▶ WHAT TO DO: Output every line below exactly.

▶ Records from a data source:
++++++++

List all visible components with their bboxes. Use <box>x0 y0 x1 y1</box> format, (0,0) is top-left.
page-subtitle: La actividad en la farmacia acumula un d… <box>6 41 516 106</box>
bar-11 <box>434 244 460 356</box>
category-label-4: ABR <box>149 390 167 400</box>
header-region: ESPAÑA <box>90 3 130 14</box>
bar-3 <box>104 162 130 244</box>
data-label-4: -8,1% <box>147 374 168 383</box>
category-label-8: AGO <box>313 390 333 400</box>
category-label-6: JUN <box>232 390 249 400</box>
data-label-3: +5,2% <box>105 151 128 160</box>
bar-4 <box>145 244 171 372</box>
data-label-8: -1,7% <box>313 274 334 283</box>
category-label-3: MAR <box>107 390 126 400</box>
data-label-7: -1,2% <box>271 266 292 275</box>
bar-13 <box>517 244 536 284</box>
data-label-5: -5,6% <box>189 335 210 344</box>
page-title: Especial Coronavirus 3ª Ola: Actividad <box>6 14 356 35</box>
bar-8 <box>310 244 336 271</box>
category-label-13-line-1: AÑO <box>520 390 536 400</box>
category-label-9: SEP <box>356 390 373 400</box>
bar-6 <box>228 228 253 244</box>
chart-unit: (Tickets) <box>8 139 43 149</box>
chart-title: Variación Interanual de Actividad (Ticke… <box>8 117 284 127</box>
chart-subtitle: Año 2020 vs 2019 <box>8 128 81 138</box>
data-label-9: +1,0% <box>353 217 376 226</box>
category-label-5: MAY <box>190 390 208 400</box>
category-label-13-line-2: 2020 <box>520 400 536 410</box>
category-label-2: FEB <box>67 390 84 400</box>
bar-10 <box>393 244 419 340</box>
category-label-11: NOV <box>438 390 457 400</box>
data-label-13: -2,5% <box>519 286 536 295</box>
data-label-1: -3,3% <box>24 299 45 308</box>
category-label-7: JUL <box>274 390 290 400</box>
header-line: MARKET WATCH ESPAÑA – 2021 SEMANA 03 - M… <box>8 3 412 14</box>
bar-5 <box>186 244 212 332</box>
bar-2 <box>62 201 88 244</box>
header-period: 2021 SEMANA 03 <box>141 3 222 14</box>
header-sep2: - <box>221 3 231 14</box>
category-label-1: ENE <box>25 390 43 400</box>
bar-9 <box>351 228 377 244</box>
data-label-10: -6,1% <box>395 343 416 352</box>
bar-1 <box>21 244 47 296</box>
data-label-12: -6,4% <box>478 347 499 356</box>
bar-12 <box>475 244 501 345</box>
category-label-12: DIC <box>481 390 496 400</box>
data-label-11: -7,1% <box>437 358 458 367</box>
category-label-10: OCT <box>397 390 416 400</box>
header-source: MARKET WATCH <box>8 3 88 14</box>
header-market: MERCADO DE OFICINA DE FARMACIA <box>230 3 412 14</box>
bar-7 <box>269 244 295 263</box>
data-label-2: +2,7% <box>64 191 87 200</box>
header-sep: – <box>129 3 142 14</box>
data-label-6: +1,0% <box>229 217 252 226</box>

++++++++

▶ FINAL ANSWER:
List all visible components with their bboxes. Use <box>x0 y0 x1 y1</box> format, (0,0) is top-left.
page-subtitle: La actividad en la farmacia acumula un d… <box>6 41 516 106</box>
bar-11 <box>434 244 460 356</box>
category-label-4: ABR <box>149 390 167 400</box>
header-region: ESPAÑA <box>90 3 130 14</box>
bar-3 <box>104 162 130 244</box>
data-label-4: -8,1% <box>147 374 168 383</box>
category-label-8: AGO <box>313 390 333 400</box>
category-label-6: JUN <box>232 390 249 400</box>
data-label-3: +5,2% <box>105 151 128 160</box>
bar-4 <box>145 244 171 372</box>
data-label-8: -1,7% <box>313 274 334 283</box>
category-label-3: MAR <box>107 390 126 400</box>
data-label-7: -1,2% <box>271 266 292 275</box>
bar-13 <box>517 244 536 284</box>
data-label-5: -5,6% <box>189 335 210 344</box>
page-title: Especial Coronavirus 3ª Ola: Actividad <box>6 14 356 35</box>
bar-8 <box>310 244 336 271</box>
category-label-13-line-1: AÑO <box>520 390 536 400</box>
category-label-9: SEP <box>356 390 373 400</box>
bar-6 <box>228 228 253 244</box>
chart-unit: (Tickets) <box>8 139 43 149</box>
chart-title: Variación Interanual de Actividad (Ticke… <box>8 117 284 127</box>
chart-subtitle: Año 2020 vs 2019 <box>8 128 81 138</box>
data-label-9: +1,0% <box>353 217 376 226</box>
category-label-5: MAY <box>190 390 208 400</box>
category-label-13-line-2: 2020 <box>520 400 536 410</box>
category-label-2: FEB <box>67 390 84 400</box>
bar-10 <box>393 244 419 340</box>
category-label-11: NOV <box>438 390 457 400</box>
data-label-13: -2,5% <box>519 286 536 295</box>
data-label-1: -3,3% <box>24 299 45 308</box>
category-label-7: JUL <box>274 390 290 400</box>
header-line: MARKET WATCH ESPAÑA – 2021 SEMANA 03 - M… <box>8 3 412 14</box>
bar-5 <box>186 244 212 332</box>
bar-2 <box>62 201 88 244</box>
header-period: 2021 SEMANA 03 <box>141 3 222 14</box>
header-sep2: - <box>221 3 231 14</box>
category-label-1: ENE <box>25 390 43 400</box>
bar-9 <box>351 228 377 244</box>
data-label-10: -6,1% <box>395 343 416 352</box>
bar-1 <box>21 244 47 296</box>
data-label-12: -6,4% <box>478 347 499 356</box>
bar-12 <box>475 244 501 345</box>
category-label-12: DIC <box>481 390 496 400</box>
data-label-11: -7,1% <box>437 358 458 367</box>
category-label-10: OCT <box>397 390 416 400</box>
header-source: MARKET WATCH <box>8 3 88 14</box>
header-market: MERCADO DE OFICINA DE FARMACIA <box>230 3 412 14</box>
bar-7 <box>269 244 295 263</box>
data-label-2: +2,7% <box>64 191 87 200</box>
header-sep: – <box>129 3 142 14</box>
data-label-6: +1,0% <box>229 217 252 226</box>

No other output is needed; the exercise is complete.